**PROBLEM REQUIREMENTS**. Check each line below for the word "EntrezGene", and copy those that have it.

**PROVIDED ENTRIES**.
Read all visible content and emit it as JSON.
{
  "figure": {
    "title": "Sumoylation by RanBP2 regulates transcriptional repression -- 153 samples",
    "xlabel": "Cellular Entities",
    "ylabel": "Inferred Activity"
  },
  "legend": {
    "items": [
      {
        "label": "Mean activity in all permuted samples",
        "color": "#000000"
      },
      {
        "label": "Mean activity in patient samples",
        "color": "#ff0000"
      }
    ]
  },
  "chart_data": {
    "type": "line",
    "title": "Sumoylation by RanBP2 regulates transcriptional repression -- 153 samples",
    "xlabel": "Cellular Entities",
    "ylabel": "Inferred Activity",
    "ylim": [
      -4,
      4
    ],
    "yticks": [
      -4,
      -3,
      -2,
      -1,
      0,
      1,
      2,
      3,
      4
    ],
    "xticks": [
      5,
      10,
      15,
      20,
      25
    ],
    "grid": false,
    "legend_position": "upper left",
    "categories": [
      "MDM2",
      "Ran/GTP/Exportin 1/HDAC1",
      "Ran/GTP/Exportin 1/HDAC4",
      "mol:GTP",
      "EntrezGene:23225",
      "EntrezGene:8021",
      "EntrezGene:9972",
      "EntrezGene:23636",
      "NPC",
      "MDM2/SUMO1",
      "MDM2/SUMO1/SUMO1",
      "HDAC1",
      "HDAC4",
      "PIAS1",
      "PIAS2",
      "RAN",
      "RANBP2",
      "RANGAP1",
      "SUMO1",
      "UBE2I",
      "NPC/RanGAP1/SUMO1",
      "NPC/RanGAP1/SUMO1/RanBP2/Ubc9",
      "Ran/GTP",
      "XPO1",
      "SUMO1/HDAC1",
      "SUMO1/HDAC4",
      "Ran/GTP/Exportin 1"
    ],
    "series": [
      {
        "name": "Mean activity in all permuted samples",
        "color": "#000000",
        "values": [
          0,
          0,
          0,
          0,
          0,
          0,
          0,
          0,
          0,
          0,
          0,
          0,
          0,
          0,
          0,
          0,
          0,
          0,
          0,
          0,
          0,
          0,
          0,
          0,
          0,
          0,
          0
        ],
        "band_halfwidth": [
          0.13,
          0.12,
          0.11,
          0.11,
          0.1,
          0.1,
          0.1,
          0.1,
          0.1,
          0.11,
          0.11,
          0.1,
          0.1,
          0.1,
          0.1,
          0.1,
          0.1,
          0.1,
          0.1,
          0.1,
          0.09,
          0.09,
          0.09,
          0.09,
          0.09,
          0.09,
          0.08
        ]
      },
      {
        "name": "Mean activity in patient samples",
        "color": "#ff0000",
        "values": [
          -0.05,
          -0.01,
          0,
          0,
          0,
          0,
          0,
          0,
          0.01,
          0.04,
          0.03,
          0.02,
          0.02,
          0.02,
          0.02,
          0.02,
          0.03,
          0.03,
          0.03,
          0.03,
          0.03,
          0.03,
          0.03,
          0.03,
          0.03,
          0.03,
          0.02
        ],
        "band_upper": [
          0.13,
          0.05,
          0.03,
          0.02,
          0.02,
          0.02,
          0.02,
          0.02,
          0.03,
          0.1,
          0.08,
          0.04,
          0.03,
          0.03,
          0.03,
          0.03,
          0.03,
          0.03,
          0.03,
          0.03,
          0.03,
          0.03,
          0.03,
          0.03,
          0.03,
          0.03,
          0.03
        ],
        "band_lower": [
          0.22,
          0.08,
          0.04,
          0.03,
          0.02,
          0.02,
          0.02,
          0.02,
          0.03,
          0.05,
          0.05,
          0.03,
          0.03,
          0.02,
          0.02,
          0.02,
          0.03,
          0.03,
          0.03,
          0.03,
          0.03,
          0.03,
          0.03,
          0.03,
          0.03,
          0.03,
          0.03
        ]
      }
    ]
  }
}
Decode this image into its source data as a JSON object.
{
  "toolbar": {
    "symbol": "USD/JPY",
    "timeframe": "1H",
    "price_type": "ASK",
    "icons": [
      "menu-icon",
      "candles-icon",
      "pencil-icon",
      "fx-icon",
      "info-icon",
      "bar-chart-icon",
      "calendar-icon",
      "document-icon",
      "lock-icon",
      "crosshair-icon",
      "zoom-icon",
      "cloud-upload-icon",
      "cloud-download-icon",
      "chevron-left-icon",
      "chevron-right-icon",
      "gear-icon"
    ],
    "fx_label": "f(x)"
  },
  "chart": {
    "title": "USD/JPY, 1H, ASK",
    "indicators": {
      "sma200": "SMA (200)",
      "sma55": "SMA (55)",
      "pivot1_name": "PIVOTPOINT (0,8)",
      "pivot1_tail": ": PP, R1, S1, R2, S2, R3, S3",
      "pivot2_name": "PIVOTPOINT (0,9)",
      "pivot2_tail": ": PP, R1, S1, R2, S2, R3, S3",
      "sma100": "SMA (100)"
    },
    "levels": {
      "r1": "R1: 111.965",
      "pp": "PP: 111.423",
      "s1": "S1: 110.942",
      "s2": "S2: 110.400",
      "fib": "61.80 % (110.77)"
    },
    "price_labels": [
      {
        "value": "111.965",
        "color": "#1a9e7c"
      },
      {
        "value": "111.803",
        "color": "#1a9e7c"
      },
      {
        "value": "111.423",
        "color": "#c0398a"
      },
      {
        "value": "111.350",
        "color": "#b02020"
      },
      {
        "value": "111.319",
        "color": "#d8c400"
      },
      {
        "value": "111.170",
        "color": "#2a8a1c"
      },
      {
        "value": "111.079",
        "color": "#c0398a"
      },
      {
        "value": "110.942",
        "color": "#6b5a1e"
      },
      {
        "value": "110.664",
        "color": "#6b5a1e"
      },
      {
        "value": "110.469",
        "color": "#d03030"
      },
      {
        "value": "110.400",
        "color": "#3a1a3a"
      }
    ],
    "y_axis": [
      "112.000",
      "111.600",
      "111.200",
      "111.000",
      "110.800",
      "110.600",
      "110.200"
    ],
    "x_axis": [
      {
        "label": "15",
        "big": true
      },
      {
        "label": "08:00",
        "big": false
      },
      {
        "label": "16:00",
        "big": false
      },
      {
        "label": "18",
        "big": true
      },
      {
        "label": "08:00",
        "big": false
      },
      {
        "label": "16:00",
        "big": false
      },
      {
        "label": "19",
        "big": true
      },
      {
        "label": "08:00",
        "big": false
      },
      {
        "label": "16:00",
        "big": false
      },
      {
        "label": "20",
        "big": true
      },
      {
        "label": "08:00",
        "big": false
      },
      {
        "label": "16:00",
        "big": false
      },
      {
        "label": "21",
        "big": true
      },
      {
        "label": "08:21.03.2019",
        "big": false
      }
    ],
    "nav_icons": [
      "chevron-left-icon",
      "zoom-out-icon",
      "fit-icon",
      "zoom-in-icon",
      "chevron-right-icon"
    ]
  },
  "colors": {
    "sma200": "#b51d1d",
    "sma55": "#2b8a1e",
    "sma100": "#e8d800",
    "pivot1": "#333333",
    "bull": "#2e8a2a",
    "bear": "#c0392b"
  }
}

**RESULT BELOW**.
      "EntrezGene:23225",
      "EntrezGene:8021",
      "EntrezGene:9972",
      "EntrezGene:23636",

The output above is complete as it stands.